**Exercise directions:** Give the count of lines holding the string "Steel" and nothing else.
## Start Material to process
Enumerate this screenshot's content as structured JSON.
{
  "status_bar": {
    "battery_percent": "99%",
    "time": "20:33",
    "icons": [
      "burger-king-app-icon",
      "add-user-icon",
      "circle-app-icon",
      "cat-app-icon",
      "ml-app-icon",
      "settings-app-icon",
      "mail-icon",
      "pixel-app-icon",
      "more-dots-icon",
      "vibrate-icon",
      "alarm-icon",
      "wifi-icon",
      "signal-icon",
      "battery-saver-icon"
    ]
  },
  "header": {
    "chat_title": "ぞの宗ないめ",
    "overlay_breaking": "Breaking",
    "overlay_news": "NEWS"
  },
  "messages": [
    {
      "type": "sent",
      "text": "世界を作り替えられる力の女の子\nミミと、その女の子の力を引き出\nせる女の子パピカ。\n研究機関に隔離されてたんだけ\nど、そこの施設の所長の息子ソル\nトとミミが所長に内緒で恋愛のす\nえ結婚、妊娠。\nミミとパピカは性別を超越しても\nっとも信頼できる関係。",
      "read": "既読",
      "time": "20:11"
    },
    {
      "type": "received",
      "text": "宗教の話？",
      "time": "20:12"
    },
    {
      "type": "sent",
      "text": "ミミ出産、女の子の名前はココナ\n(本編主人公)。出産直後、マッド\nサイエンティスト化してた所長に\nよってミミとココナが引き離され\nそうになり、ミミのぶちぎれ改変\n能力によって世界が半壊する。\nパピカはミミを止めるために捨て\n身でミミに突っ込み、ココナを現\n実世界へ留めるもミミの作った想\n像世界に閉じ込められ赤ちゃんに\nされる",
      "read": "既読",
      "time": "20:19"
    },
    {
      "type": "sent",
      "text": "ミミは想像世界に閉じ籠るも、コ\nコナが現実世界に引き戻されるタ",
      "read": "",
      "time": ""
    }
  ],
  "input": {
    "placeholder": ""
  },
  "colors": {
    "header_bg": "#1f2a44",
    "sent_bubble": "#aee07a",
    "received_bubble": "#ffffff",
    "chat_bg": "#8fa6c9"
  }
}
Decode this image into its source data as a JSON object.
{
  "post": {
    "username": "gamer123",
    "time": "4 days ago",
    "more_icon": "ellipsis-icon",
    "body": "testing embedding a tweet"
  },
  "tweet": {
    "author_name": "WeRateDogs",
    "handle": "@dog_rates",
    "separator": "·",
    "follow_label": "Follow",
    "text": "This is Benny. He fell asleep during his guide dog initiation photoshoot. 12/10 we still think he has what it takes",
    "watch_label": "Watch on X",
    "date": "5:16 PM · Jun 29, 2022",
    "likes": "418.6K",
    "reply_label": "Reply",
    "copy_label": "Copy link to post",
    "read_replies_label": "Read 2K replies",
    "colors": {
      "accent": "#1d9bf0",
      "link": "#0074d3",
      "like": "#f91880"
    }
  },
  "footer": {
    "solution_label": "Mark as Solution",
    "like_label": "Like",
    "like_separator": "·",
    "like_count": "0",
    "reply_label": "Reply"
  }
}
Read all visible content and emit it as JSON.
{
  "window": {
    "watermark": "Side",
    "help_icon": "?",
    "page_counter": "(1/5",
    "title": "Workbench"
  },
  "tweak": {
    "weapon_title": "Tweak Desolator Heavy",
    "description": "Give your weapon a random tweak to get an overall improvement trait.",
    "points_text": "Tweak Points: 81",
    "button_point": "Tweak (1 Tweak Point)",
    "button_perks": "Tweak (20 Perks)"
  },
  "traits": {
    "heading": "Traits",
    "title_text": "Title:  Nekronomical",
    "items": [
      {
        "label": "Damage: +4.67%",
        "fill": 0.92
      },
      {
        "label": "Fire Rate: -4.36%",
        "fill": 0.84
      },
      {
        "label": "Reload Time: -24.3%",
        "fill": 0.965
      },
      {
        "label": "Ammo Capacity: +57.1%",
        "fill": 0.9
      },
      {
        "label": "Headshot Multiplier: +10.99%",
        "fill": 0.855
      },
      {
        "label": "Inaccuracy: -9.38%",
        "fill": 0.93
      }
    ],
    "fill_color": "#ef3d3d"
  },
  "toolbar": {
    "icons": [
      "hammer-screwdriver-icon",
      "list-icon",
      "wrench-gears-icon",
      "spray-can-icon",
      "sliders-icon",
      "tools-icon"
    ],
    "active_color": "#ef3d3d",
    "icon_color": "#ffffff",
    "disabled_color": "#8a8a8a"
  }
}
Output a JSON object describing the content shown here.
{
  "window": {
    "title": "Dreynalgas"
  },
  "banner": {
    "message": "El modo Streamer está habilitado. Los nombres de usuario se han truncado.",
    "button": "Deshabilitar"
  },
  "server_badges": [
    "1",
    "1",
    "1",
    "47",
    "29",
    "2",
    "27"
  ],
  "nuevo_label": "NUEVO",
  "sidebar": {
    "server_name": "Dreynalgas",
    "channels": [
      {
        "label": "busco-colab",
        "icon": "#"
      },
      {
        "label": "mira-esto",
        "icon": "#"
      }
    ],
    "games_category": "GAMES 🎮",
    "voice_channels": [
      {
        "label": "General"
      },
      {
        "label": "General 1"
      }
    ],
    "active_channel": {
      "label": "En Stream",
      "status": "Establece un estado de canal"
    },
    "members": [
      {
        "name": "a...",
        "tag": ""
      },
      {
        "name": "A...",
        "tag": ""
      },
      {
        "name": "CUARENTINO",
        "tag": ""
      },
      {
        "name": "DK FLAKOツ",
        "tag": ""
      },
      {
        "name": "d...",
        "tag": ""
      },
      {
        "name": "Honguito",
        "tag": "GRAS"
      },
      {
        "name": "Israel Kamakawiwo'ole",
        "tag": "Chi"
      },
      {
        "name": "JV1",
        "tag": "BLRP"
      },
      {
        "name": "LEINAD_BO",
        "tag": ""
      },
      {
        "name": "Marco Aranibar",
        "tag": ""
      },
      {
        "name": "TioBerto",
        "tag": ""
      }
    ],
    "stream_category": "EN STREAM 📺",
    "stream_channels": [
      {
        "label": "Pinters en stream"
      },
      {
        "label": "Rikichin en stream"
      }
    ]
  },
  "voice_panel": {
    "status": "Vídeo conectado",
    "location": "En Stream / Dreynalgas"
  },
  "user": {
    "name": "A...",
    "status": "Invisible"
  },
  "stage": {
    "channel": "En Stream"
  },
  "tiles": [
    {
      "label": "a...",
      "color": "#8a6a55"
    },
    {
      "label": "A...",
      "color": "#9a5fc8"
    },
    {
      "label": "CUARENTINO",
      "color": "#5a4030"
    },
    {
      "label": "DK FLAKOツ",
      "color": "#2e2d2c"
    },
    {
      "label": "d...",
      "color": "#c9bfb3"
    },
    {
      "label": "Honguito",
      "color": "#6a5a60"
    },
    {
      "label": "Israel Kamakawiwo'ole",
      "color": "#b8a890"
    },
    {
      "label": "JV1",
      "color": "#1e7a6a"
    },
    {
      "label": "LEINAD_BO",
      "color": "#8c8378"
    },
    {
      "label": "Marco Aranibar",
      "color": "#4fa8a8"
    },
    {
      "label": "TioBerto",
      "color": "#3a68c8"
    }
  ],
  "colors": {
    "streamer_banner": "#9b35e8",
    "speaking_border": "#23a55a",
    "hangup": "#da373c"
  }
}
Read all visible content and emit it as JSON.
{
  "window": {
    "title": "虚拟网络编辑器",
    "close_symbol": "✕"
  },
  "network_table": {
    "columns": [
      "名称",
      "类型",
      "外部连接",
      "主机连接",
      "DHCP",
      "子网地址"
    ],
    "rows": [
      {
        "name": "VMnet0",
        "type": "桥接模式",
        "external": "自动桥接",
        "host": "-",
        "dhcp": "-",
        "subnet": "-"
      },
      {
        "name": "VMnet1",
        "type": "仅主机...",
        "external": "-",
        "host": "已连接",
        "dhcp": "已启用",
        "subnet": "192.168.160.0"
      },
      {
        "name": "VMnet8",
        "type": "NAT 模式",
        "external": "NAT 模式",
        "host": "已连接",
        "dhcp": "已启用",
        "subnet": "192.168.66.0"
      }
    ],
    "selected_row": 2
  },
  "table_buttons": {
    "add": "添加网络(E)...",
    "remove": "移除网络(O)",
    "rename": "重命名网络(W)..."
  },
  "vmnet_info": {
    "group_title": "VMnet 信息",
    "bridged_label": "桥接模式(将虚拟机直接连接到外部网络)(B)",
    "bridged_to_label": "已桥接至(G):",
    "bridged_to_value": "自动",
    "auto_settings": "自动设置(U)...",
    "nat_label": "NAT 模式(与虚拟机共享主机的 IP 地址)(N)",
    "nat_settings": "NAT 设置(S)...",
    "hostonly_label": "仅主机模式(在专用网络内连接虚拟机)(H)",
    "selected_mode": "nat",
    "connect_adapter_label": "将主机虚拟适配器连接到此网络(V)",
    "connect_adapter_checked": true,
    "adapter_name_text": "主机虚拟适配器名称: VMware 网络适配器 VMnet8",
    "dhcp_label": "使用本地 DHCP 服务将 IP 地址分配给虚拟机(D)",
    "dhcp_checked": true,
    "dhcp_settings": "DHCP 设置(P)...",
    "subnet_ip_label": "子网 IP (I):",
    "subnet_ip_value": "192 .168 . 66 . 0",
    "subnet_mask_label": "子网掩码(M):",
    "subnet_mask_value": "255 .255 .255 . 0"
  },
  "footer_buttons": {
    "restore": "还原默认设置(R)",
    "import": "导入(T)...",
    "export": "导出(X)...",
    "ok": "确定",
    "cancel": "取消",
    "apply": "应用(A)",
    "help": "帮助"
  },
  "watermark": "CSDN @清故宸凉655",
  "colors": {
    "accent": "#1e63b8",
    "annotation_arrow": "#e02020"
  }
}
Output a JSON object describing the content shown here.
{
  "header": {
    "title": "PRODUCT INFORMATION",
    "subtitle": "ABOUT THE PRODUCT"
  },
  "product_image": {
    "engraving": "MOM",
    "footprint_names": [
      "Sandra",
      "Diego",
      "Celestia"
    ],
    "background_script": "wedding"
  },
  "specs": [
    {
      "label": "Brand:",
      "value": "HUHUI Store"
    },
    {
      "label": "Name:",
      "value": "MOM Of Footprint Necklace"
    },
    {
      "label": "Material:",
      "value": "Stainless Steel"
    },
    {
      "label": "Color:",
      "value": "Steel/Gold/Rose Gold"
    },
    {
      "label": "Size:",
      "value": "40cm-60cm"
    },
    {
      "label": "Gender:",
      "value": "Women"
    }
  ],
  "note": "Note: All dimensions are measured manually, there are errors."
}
## End Material to process
**Final answer:** 2